Dataset records
================================
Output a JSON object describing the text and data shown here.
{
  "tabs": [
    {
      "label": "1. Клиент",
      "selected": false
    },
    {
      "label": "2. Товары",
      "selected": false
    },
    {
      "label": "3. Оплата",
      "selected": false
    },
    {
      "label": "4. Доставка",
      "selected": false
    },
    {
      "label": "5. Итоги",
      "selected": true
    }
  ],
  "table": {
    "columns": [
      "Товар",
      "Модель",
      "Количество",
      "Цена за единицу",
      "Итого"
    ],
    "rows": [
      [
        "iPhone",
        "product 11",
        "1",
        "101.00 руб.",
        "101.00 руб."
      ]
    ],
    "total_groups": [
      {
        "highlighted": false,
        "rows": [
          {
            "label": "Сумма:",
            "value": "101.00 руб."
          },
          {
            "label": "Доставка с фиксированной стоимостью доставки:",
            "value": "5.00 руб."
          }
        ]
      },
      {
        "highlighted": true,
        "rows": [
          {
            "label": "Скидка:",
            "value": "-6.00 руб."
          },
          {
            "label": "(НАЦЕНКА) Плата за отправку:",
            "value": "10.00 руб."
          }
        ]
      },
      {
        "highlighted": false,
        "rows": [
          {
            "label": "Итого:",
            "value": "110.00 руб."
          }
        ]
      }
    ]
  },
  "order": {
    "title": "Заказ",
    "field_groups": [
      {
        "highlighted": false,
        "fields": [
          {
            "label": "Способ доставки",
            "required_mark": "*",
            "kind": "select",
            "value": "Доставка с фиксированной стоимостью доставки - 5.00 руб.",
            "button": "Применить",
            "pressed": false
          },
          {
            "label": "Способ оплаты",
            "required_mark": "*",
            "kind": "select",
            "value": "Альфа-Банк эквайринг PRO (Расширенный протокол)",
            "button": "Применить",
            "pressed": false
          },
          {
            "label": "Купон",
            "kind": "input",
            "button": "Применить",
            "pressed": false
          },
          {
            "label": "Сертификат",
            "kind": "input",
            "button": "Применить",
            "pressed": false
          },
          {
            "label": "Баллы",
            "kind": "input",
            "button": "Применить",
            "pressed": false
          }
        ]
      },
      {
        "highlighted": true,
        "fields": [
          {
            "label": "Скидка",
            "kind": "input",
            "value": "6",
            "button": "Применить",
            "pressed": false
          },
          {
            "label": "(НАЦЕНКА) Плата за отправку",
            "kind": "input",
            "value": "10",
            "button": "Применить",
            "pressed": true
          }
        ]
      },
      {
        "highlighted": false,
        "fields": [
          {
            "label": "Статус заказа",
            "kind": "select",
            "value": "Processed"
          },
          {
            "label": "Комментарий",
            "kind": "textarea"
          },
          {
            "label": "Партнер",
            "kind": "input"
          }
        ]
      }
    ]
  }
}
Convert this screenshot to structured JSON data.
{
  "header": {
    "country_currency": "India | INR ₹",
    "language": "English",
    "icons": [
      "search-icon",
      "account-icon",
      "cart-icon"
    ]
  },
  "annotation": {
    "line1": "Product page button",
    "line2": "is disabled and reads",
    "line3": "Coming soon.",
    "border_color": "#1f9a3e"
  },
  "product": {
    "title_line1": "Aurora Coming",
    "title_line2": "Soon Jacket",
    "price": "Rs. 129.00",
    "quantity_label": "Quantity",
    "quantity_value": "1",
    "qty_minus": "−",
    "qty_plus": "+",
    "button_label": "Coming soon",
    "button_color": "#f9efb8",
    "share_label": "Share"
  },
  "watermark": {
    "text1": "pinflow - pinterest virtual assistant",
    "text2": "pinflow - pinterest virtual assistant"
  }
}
================================
Collect each line above holding the string "фиксированной".

            "label": "Доставка с фиксированной стоимостью доставки:",
            "value": "Доставка с фиксированной стоимостью доставки - 5.00 руб.",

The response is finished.